## OBJECTIVE
Copy out every line in which the string "content" occurs.

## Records
* * * * *

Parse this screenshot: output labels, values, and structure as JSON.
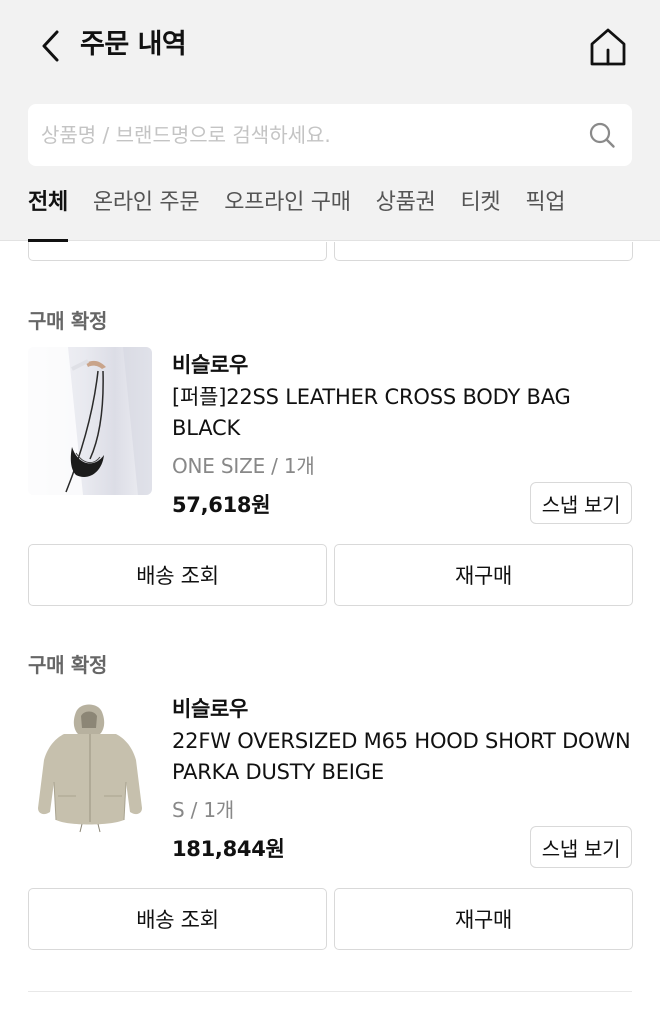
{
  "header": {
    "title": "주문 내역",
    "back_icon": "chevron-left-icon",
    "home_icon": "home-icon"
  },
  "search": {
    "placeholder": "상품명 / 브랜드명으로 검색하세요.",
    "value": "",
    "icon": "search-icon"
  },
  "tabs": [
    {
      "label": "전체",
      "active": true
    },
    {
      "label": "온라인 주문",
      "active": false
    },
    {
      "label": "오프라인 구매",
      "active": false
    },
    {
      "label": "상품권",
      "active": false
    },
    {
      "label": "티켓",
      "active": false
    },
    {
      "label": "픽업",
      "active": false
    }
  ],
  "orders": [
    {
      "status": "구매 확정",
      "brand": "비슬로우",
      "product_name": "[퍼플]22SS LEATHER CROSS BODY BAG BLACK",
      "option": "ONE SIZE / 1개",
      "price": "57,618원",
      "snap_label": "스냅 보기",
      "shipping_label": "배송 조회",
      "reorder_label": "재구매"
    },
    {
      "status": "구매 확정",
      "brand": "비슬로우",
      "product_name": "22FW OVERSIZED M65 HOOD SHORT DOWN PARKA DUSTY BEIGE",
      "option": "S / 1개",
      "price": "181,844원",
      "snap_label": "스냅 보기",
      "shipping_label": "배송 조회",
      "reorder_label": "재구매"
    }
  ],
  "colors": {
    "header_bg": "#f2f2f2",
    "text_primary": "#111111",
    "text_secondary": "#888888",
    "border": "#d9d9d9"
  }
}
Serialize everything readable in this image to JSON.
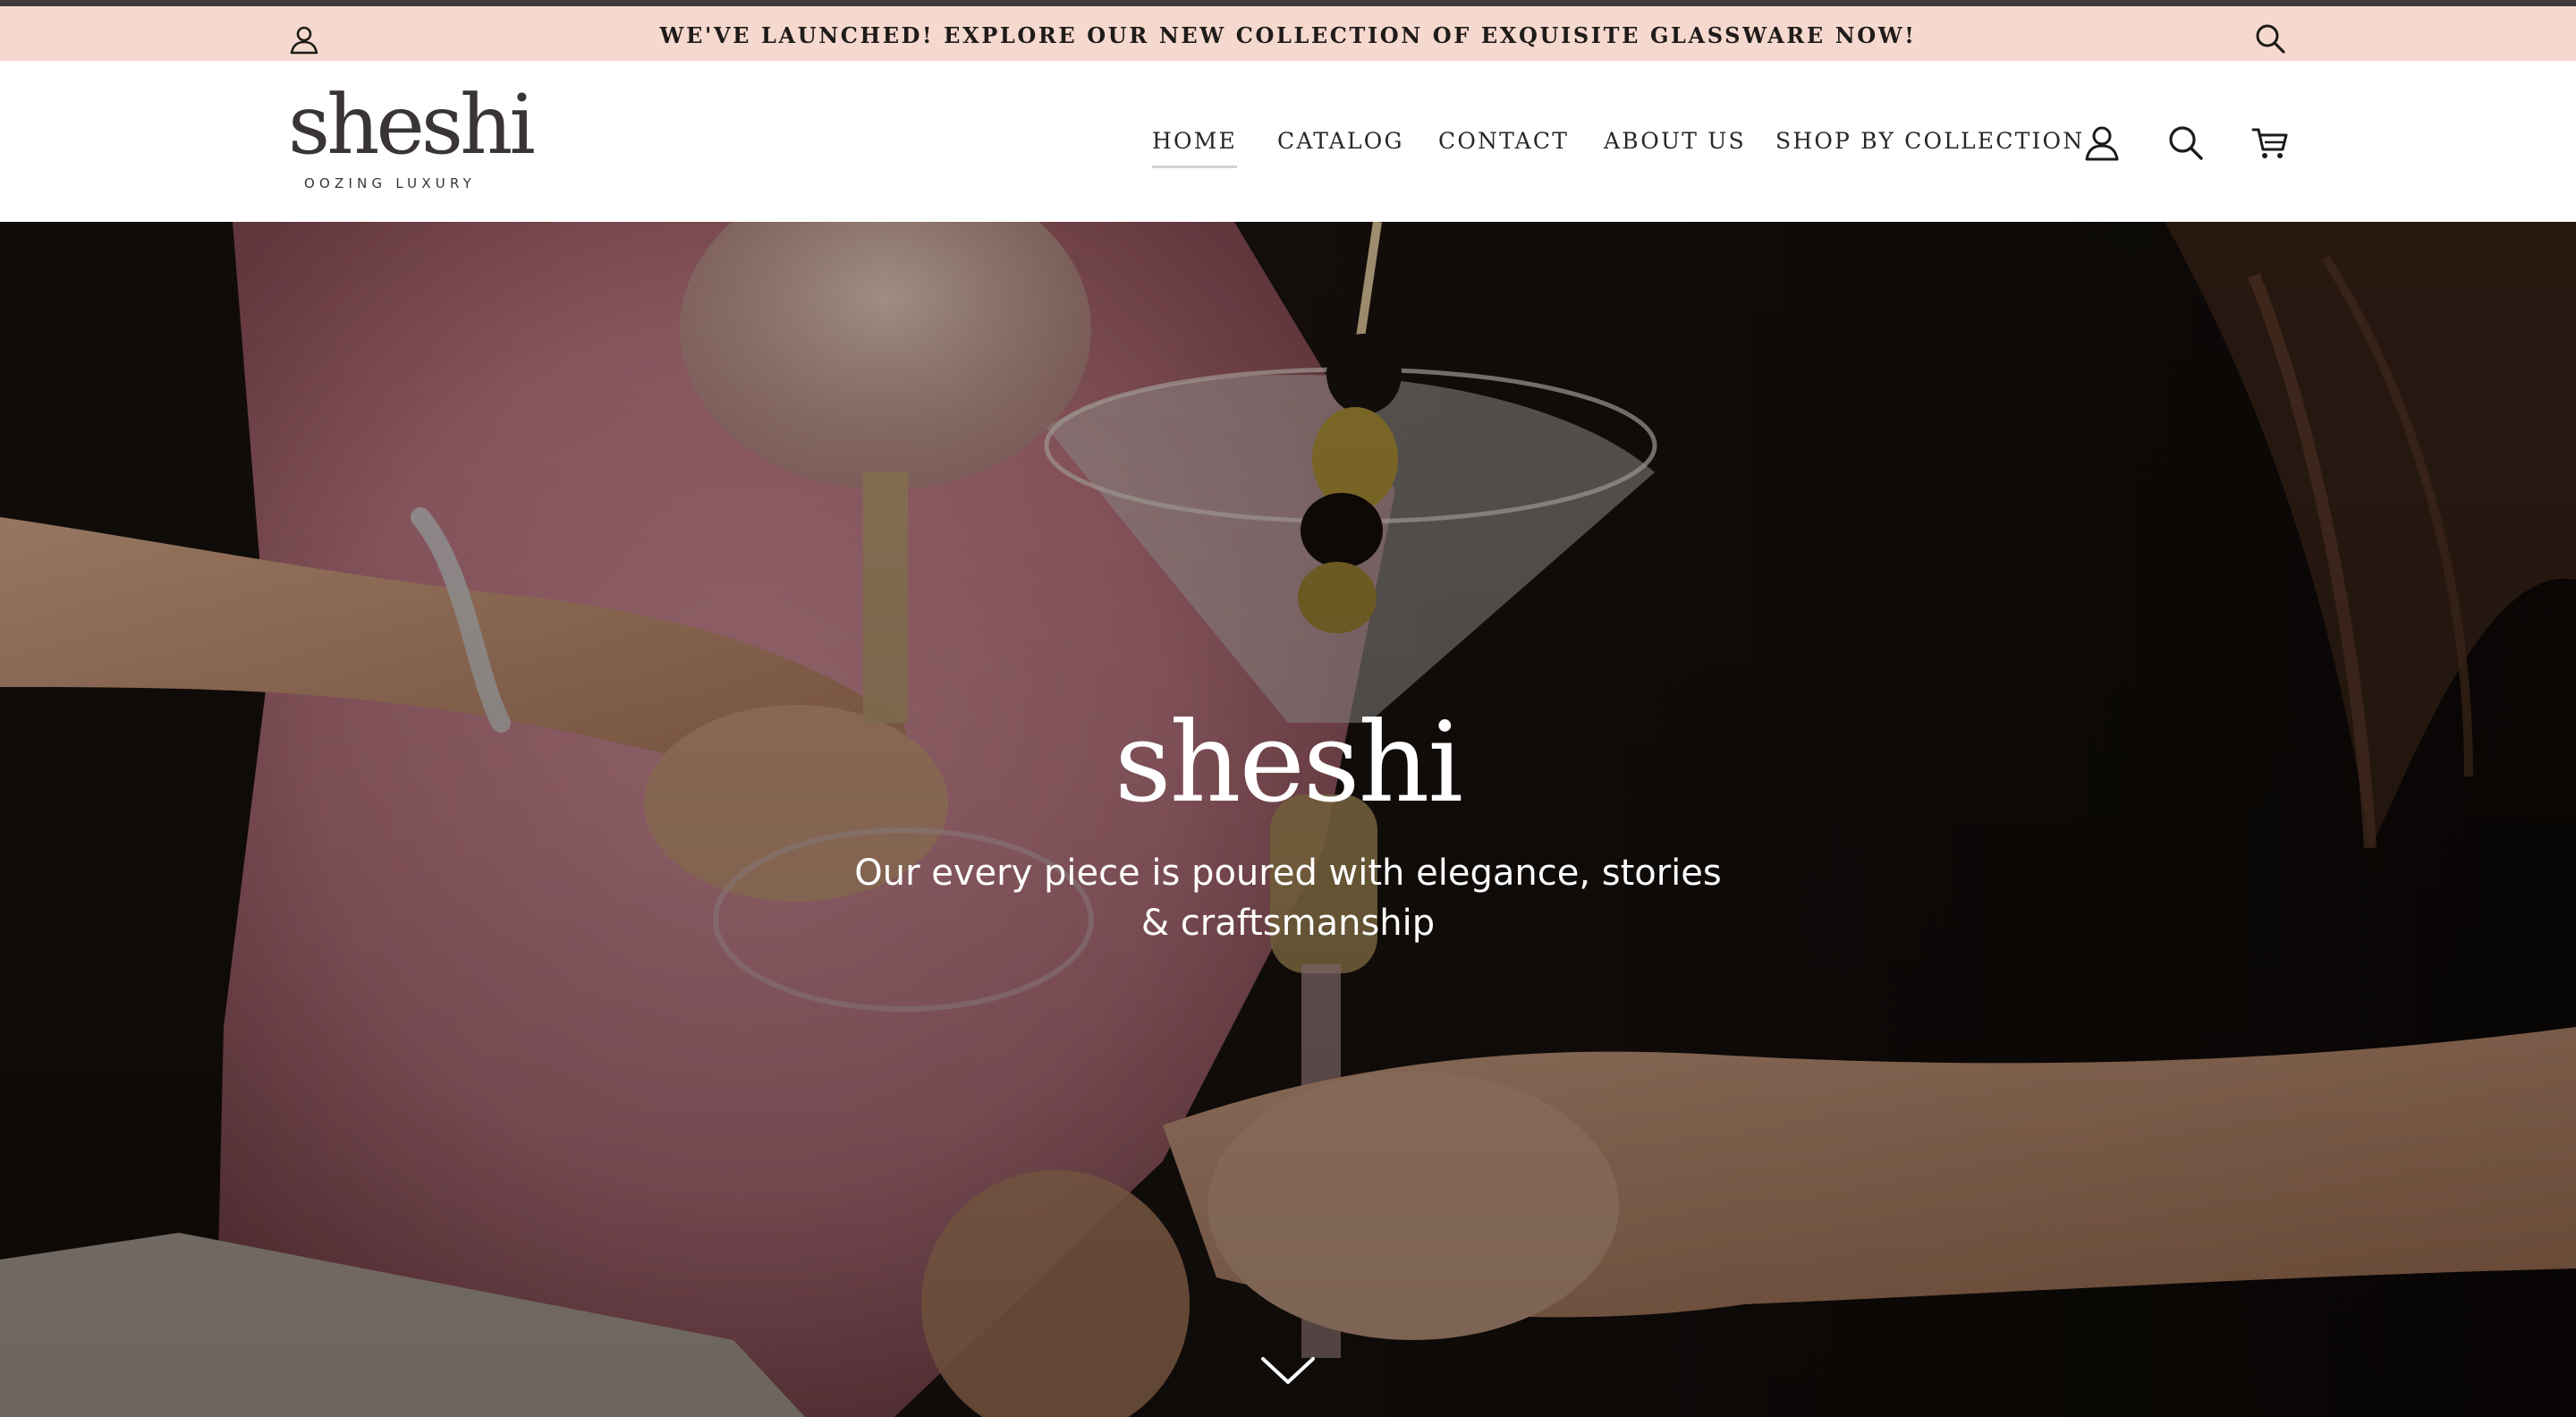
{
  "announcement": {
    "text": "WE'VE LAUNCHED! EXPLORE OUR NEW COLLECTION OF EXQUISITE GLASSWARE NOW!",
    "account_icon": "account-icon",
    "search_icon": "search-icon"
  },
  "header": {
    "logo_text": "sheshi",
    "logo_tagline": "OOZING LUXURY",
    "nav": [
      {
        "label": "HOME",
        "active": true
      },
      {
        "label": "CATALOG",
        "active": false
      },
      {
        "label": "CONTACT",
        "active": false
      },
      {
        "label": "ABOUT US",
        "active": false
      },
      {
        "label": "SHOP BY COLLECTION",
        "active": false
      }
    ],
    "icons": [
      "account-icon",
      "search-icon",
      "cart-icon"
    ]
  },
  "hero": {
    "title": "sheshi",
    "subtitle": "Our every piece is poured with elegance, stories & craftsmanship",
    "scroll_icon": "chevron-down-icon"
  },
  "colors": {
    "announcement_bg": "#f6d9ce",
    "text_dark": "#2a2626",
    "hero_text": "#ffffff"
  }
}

* * * * *

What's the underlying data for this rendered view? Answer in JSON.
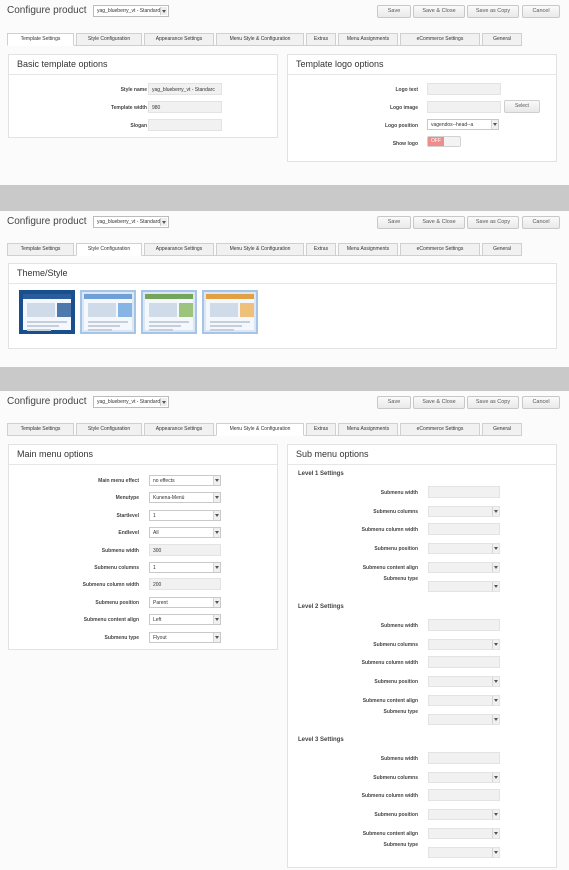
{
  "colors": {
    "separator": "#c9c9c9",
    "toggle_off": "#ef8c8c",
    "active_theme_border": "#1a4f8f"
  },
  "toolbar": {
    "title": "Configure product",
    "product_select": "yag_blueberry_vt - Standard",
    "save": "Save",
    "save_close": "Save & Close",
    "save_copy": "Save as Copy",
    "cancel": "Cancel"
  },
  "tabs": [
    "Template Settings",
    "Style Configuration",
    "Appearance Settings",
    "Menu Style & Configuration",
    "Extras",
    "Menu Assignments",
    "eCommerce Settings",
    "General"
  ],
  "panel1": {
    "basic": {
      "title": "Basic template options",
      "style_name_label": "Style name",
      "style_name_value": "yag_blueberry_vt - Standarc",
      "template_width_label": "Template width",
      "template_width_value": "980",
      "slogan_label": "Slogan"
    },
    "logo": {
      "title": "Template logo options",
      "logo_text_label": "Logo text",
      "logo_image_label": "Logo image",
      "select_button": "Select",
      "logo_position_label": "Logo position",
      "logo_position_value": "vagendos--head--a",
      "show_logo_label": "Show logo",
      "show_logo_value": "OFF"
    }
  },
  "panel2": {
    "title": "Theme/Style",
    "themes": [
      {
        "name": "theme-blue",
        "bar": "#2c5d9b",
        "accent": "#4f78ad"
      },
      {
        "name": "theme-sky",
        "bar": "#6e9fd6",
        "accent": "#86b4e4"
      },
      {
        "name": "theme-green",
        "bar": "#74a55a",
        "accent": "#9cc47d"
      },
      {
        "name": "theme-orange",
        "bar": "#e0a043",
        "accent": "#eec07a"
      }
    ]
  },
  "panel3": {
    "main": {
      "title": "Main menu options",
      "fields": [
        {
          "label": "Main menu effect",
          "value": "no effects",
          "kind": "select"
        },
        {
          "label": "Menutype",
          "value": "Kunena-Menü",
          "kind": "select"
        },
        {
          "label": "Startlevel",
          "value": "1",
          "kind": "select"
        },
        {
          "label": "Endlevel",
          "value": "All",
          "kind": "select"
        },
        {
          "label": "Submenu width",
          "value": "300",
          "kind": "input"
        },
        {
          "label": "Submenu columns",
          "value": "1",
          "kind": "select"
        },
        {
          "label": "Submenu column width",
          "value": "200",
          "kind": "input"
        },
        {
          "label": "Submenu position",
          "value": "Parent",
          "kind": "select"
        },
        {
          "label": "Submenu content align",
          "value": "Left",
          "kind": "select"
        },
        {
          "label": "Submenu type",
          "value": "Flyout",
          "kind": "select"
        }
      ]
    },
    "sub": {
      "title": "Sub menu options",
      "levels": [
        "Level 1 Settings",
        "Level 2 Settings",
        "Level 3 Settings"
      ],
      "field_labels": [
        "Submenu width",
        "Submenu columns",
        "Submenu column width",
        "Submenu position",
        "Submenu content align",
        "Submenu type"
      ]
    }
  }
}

* * * * *

## RESULT FOR THIS TASK
          "label": "Submenu content align",
        "Submenu content align",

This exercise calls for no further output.